Stated problem:
Copy the data word for word, keeping every line.

start

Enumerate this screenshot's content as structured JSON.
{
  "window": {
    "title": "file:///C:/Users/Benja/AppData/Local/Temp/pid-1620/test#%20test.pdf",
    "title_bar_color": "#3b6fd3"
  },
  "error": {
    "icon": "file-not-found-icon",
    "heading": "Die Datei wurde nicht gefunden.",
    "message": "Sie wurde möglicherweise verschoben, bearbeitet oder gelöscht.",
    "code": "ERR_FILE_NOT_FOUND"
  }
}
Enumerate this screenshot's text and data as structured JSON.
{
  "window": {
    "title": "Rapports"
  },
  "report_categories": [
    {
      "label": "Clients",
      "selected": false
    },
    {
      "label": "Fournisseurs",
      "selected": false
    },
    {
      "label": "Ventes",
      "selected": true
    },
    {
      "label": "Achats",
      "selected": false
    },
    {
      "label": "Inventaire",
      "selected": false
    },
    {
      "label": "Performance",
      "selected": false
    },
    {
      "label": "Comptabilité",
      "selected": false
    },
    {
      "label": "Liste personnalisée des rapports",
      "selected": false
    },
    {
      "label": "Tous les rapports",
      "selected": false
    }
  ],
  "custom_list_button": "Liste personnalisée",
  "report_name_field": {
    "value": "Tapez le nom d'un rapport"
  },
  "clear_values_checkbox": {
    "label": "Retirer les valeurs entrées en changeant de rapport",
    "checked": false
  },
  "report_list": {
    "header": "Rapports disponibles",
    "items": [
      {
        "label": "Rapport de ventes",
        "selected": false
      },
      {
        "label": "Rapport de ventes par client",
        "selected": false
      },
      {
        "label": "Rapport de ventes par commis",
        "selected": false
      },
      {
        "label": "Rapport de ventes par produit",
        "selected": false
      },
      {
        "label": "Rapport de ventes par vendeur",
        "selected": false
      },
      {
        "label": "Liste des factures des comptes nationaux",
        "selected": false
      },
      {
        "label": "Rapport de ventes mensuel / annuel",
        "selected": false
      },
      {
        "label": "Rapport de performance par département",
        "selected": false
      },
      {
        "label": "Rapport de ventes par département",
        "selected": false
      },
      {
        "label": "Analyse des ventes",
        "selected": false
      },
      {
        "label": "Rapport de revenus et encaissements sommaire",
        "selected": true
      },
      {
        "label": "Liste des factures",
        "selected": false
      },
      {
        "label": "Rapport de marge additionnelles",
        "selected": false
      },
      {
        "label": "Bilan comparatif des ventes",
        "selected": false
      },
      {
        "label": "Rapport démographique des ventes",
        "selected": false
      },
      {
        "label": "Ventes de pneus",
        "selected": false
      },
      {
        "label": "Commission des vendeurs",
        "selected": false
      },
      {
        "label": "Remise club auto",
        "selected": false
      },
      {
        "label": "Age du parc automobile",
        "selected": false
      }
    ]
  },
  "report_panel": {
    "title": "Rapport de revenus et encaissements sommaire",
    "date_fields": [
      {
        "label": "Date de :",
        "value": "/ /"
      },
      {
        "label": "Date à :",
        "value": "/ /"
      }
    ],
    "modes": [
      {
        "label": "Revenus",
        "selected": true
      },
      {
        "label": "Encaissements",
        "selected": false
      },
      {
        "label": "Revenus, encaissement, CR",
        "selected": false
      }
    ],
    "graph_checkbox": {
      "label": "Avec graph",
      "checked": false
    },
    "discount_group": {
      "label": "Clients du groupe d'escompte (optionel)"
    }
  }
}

end

Reply to the task:
Enumerate this screenshot's content as structured JSON.
{
  "window": {
    "title": "file:///C:/Users/Benja/AppData/Local/Temp/pid-1620/test#%20test.pdf",
    "title_bar_color": "#3b6fd3"
  },
  "error": {
    "icon": "file-not-found-icon",
    "heading": "Die Datei wurde nicht gefunden.",
    "message": "Sie wurde möglicherweise verschoben, bearbeitet oder gelöscht.",
    "code": "ERR_FILE_NOT_FOUND"
  }
}
Enumerate this screenshot's text and data as structured JSON.
{
  "window": {
    "title": "Rapports"
  },
  "report_categories": [
    {
      "label": "Clients",
      "selected": false
    },
    {
      "label": "Fournisseurs",
      "selected": false
    },
    {
      "label": "Ventes",
      "selected": true
    },
    {
      "label": "Achats",
      "selected": false
    },
    {
      "label": "Inventaire",
      "selected": false
    },
    {
      "label": "Performance",
      "selected": false
    },
    {
      "label": "Comptabilité",
      "selected": false
    },
    {
      "label": "Liste personnalisée des rapports",
      "selected": false
    },
    {
      "label": "Tous les rapports",
      "selected": false
    }
  ],
  "custom_list_button": "Liste personnalisée",
  "report_name_field": {
    "value": "Tapez le nom d'un rapport"
  },
  "clear_values_checkbox": {
    "label": "Retirer les valeurs entrées en changeant de rapport",
    "checked": false
  },
  "report_list": {
    "header": "Rapports disponibles",
    "items": [
      {
        "label": "Rapport de ventes",
        "selected": false
      },
      {
        "label": "Rapport de ventes par client",
        "selected": false
      },
      {
        "label": "Rapport de ventes par commis",
        "selected": false
      },
      {
        "label": "Rapport de ventes par produit",
        "selected": false
      },
      {
        "label": "Rapport de ventes par vendeur",
        "selected": false
      },
      {
        "label": "Liste des factures des comptes nationaux",
        "selected": false
      },
      {
        "label": "Rapport de ventes mensuel / annuel",
        "selected": false
      },
      {
        "label": "Rapport de performance par département",
        "selected": false
      },
      {
        "label": "Rapport de ventes par département",
        "selected": false
      },
      {
        "label": "Analyse des ventes",
        "selected": false
      },
      {
        "label": "Rapport de revenus et encaissements sommaire",
        "selected": true
      },
      {
        "label": "Liste des factures",
        "selected": false
      },
      {
        "label": "Rapport de marge additionnelles",
        "selected": false
      },
      {
        "label": "Bilan comparatif des ventes",
        "selected": false
      },
      {
        "label": "Rapport démographique des ventes",
        "selected": false
      },
      {
        "label": "Ventes de pneus",
        "selected": false
      },
      {
        "label": "Commission des vendeurs",
        "selected": false
      },
      {
        "label": "Remise club auto",
        "selected": false
      },
      {
        "label": "Age du parc automobile",
        "selected": false
      }
    ]
  },
  "report_panel": {
    "title": "Rapport de revenus et encaissements sommaire",
    "date_fields": [
      {
        "label": "Date de :",
        "value": "/ /"
      },
      {
        "label": "Date à :",
        "value": "/ /"
      }
    ],
    "modes": [
      {
        "label": "Revenus",
        "selected": true
      },
      {
        "label": "Encaissements",
        "selected": false
      },
      {
        "label": "Revenus, encaissement, CR",
        "selected": false
      }
    ],
    "graph_checkbox": {
      "label": "Avec graph",
      "checked": false
    },
    "discount_group": {
      "label": "Clients du groupe d'escompte (optionel)"
    }
  }
}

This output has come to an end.